- [Task requirements]:
Reproduce each of the items below word for word, leaving out the pictures.

Begin Given entries

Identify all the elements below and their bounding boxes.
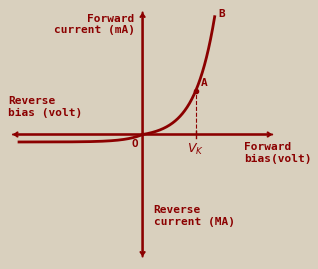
Text: A: A — [201, 78, 208, 88]
Text: $V_K$: $V_K$ — [187, 142, 204, 157]
Text: Reverse
bias (volt): Reverse bias (volt) — [8, 96, 82, 118]
Text: Forward
current (mA): Forward current (mA) — [54, 14, 135, 36]
Text: O: O — [131, 140, 138, 150]
Text: B: B — [218, 9, 225, 19]
Text: Reverse
current (MA): Reverse current (MA) — [154, 205, 235, 227]
Text: Forward
bias(volt): Forward bias(volt) — [244, 142, 312, 164]
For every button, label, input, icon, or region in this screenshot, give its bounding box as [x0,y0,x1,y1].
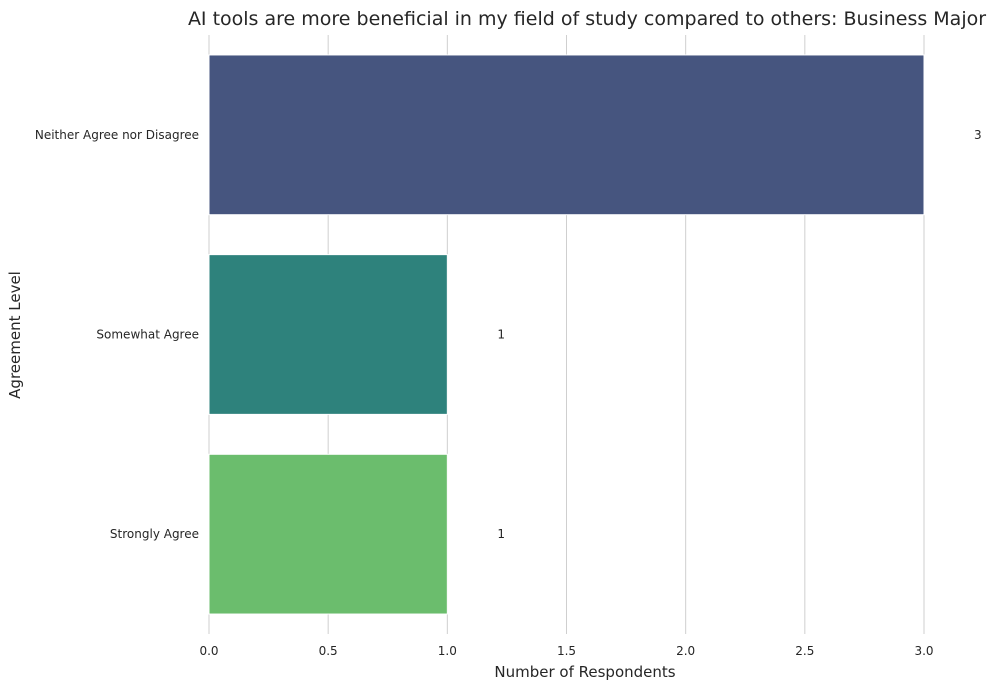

End Given entries

- [Answer below]:
Identify all the elements below and their bounding boxes.
Text: A: A — [201, 78, 208, 88]
Text: $V_K$: $V_K$ — [187, 142, 204, 157]
Text: Reverse
bias (volt): Reverse bias (volt) — [8, 96, 82, 118]
Text: Forward
current (mA): Forward current (mA) — [54, 14, 135, 36]
Text: O: O — [131, 140, 138, 150]
Text: B: B — [218, 9, 225, 19]
Text: Reverse
current (MA): Reverse current (MA) — [154, 205, 235, 227]
Text: Forward
bias(volt): Forward bias(volt) — [244, 142, 312, 164]
For every button, label, input, icon, or region in this screenshot, give its bounding box as [x0,y0,x1,y1].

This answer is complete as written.